* PROMPT
Print all records exactly, leaving nothing out.

* Saved entries
= = = = = = =
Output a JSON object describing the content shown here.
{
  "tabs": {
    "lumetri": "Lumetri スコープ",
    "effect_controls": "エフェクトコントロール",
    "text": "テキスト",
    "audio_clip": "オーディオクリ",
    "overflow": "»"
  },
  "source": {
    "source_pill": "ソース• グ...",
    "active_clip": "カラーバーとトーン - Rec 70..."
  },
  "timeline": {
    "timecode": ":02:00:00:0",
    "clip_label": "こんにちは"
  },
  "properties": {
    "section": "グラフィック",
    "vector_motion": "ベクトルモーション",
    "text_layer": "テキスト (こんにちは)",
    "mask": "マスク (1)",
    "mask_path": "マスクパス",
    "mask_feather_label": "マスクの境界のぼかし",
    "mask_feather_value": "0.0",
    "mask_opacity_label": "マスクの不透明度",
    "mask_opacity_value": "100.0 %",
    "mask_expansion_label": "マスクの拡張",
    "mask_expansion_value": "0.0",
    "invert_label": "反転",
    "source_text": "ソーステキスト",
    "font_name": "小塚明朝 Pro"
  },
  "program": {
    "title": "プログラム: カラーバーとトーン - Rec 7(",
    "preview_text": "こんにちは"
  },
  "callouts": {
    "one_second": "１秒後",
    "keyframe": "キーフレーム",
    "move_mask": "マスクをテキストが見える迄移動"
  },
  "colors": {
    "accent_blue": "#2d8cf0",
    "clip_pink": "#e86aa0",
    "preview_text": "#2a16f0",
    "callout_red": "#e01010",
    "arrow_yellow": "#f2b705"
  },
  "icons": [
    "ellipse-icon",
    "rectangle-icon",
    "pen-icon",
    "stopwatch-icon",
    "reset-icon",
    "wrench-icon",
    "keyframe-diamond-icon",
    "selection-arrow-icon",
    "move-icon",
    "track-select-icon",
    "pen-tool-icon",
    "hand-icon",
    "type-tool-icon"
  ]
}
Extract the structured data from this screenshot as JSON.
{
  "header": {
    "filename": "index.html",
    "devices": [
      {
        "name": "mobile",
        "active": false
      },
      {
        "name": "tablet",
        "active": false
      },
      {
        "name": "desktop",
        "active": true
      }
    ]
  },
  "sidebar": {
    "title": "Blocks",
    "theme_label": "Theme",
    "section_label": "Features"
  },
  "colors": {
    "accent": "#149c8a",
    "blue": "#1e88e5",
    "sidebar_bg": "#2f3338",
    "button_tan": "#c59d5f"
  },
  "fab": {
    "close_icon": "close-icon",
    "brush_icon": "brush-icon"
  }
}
= = = = = = =
* SOLUTION TO THE PROBLEM
Output a JSON object describing the content shown here.
{
  "tabs": {
    "lumetri": "Lumetri スコープ",
    "effect_controls": "エフェクトコントロール",
    "text": "テキスト",
    "audio_clip": "オーディオクリ",
    "overflow": "»"
  },
  "source": {
    "source_pill": "ソース• グ...",
    "active_clip": "カラーバーとトーン - Rec 70..."
  },
  "timeline": {
    "timecode": ":02:00:00:0",
    "clip_label": "こんにちは"
  },
  "properties": {
    "section": "グラフィック",
    "vector_motion": "ベクトルモーション",
    "text_layer": "テキスト (こんにちは)",
    "mask": "マスク (1)",
    "mask_path": "マスクパス",
    "mask_feather_label": "マスクの境界のぼかし",
    "mask_feather_value": "0.0",
    "mask_opacity_label": "マスクの不透明度",
    "mask_opacity_value": "100.0 %",
    "mask_expansion_label": "マスクの拡張",
    "mask_expansion_value": "0.0",
    "invert_label": "反転",
    "source_text": "ソーステキスト",
    "font_name": "小塚明朝 Pro"
  },
  "program": {
    "title": "プログラム: カラーバーとトーン - Rec 7(",
    "preview_text": "こんにちは"
  },
  "callouts": {
    "one_second": "１秒後",
    "keyframe": "キーフレーム",
    "move_mask": "マスクをテキストが見える迄移動"
  },
  "colors": {
    "accent_blue": "#2d8cf0",
    "clip_pink": "#e86aa0",
    "preview_text": "#2a16f0",
    "callout_red": "#e01010",
    "arrow_yellow": "#f2b705"
  },
  "icons": [
    "ellipse-icon",
    "rectangle-icon",
    "pen-icon",
    "stopwatch-icon",
    "reset-icon",
    "wrench-icon",
    "keyframe-diamond-icon",
    "selection-arrow-icon",
    "move-icon",
    "track-select-icon",
    "pen-tool-icon",
    "hand-icon",
    "type-tool-icon"
  ]
}
Extract the structured data from this screenshot as JSON.
{
  "header": {
    "filename": "index.html",
    "devices": [
      {
        "name": "mobile",
        "active": false
      },
      {
        "name": "tablet",
        "active": false
      },
      {
        "name": "desktop",
        "active": true
      }
    ]
  },
  "sidebar": {
    "title": "Blocks",
    "theme_label": "Theme",
    "section_label": "Features"
  },
  "colors": {
    "accent": "#149c8a",
    "blue": "#1e88e5",
    "sidebar_bg": "#2f3338",
    "button_tan": "#c59d5f"
  },
  "fab": {
    "close_icon": "close-icon",
    "brush_icon": "brush-icon"
  }
}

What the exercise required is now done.